**EXCERPT TO READ:**

The historical average would value Akamai at $64.47 a share in an acquisition, versus the average of $49.22 in the past 20 trading days. Including net debt, the company would then cost about $11.2 billion, or 29.4 times its $381 million in Ebitda in the past year, according to data compiled by Bloomberg.
The most expensive deal was completed by Symantec Corp., the world’s biggest maker of anti-virus software, which in 2004 agreed to buy Veritas for 20.4 times its reported Ebitda. Mountain View, California-based Symantec fell 31 percent in the year after completing the takeover, versus a 1.3 percent decline for technology shares in the Standard & Poor’s 500 Index.
AOL paid even more for Time Warner. The acquisition valued the New York-based global media company at 30.48 times Ebitda, data compiled by Bloomberg show. The company, named AOL Time Warner, had planned to sell television shows and magazines via the Internet. Instead, it lost customers to faster online services from telephone and cable-TV carriers.
When the deal was announced in January 2000, the combined company was valued at about $350 billion. Two years later, it had lost about two-thirds of its market capitalization.
Apple’s Cash
Akamai, which supplies the computer power that speeds delivery of content over Cupertino, California-based Apple’s iTunes software, could make an attractive acquisition target for Apple, said Brian Marshall, an analyst with Gleacher & Co. in San Francisco. Apple had about $27 billion in cash and short- term investments at the end of December, Bloomberg data show.
Apple spokesman Steve Dowling declined to comment. The company’s shares slipped 1.2 percent to $340.37 today.
Options contracts on Akamai suggest that some traders are betting the company may be taken over. The ratio of outstanding calls, which give the right to buy shares, versus puts to sell has jumped by 40 percent from the end of November to 1.35-to-1, according to data compiled by Bloomberg. That’s close to the five-month high of 1.36 from Jan. 25.

**EXTRACTED RECORDS:**

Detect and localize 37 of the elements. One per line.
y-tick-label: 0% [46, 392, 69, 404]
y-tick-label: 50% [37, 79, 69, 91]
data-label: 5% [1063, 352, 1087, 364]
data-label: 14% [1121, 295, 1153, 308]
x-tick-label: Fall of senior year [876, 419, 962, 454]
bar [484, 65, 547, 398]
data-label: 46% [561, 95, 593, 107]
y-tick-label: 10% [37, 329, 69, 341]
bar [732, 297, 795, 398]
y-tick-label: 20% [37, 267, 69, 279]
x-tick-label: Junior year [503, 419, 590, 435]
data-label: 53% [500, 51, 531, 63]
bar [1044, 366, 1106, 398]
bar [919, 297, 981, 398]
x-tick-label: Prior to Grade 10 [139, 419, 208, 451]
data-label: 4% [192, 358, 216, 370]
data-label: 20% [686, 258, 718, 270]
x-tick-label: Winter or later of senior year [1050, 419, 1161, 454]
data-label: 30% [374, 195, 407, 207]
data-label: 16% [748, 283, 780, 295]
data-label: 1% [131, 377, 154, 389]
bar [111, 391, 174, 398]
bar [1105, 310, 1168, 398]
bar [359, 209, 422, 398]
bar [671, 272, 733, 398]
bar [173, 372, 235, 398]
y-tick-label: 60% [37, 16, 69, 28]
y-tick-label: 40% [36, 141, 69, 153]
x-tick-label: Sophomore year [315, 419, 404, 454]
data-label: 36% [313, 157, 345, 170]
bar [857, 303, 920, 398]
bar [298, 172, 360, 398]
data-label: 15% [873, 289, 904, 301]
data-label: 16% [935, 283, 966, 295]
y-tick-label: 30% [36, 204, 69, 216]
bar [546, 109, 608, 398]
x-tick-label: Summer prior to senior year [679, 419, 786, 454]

**WHAT YOU HAVE TO DO:** Return the portion of the Akamai article starting with "Apple’s Cash" and going on through "Bloomberg data show.", copied word for word.

**WRITTEN ANSWER:**
Apple’s Cash
Akamai, which supplies the computer power that speeds delivery of content over Cupertino, California-based Apple’s iTunes software, could make an attractive acquisition target for Apple, said Brian Marshall, an analyst with Gleacher & Co. in San Francisco. Apple had about $27 billion in cash and short- term investments at the end of December, Bloomberg data show.